WHAT YOU HAVE TO DO: Report the number of lines where the string "Ticaret" occurs, and write nothing else.

□ □ □ □ □

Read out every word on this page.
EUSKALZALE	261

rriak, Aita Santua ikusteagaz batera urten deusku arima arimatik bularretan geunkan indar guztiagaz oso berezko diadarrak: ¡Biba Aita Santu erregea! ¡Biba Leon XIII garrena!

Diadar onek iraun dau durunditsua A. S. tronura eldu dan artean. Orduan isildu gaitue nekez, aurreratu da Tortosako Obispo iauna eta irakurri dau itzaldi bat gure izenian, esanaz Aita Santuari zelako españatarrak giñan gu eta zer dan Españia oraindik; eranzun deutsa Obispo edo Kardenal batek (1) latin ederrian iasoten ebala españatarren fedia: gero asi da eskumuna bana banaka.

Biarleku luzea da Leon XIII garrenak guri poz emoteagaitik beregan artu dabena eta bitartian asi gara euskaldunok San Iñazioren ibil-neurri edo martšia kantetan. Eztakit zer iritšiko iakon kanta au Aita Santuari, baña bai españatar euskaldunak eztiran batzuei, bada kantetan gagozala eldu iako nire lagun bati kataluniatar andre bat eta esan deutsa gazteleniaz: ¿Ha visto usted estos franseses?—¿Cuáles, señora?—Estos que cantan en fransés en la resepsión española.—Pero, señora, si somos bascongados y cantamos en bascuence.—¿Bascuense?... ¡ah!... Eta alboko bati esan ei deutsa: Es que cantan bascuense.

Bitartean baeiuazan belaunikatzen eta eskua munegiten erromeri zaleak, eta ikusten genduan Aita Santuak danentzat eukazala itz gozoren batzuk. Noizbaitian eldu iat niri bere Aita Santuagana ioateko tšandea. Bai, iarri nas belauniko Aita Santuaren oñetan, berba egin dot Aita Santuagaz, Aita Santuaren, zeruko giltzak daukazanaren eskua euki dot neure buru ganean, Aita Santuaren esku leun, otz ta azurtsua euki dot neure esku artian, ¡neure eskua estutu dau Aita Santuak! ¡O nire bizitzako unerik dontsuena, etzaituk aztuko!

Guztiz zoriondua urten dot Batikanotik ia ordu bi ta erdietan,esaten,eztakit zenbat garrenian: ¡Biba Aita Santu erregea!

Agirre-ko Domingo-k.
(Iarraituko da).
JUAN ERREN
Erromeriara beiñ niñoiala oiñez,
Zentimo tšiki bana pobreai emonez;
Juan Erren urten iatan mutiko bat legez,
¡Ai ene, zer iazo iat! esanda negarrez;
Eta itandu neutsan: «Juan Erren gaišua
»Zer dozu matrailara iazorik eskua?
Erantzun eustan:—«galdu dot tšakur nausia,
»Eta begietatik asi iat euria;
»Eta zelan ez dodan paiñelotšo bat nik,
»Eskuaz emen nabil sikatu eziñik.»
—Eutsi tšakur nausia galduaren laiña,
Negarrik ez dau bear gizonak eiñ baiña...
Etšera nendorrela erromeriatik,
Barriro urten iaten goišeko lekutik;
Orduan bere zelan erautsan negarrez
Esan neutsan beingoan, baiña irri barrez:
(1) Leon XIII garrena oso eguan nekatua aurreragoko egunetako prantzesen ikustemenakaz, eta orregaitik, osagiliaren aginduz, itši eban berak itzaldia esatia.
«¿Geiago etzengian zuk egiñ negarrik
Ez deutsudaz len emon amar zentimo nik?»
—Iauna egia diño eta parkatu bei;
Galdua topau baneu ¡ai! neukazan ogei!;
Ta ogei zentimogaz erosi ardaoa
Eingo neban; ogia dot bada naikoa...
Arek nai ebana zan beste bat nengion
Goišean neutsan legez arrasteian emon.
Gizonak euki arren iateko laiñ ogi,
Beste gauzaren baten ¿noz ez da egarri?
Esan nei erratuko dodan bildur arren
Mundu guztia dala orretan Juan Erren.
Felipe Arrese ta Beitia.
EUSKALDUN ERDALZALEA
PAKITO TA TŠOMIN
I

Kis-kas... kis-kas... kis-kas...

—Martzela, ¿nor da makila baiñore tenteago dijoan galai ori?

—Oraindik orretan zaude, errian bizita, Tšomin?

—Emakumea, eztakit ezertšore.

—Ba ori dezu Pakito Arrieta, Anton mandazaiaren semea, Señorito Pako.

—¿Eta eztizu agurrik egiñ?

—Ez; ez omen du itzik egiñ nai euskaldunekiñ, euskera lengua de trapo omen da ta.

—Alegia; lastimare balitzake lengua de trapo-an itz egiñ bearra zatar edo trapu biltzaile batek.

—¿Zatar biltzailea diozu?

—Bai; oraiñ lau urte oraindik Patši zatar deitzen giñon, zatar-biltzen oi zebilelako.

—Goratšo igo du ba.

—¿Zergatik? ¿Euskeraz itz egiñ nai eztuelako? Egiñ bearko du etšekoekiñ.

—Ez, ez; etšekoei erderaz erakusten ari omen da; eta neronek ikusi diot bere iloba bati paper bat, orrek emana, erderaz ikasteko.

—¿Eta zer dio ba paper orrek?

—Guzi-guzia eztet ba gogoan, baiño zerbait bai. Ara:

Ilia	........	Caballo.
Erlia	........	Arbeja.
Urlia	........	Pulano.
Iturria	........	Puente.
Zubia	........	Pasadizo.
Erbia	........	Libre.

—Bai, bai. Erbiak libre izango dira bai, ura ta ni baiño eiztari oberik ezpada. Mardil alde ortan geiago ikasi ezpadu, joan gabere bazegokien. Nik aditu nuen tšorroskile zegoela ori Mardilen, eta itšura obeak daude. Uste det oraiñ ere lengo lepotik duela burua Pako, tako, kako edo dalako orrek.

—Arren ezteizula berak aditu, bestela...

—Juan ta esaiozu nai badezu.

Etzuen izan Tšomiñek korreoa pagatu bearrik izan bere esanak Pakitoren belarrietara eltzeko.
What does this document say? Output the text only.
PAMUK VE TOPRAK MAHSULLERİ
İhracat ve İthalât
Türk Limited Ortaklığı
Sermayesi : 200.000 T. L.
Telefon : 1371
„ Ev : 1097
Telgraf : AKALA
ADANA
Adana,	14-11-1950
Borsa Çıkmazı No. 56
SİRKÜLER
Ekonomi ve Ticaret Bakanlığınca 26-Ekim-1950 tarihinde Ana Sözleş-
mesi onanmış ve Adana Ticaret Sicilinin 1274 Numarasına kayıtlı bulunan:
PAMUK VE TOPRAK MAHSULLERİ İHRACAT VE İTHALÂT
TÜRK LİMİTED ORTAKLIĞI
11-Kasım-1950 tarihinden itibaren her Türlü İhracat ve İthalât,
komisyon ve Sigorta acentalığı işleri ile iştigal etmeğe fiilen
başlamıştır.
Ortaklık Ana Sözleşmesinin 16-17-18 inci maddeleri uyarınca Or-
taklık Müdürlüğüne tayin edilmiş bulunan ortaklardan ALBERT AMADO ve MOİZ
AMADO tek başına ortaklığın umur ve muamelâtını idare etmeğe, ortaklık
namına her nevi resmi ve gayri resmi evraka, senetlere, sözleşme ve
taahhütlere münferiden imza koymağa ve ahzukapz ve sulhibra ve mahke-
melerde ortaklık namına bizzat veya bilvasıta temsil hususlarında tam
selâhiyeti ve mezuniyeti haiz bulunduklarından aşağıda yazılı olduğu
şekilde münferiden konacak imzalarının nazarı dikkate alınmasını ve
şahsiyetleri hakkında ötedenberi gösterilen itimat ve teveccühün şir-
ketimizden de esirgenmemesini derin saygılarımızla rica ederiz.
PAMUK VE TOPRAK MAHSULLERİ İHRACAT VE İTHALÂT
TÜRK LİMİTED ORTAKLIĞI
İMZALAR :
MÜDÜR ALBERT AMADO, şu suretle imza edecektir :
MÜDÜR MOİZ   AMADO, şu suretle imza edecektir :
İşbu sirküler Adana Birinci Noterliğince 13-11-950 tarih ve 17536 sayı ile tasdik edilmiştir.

□ □ □ □ □

ANSWER: 2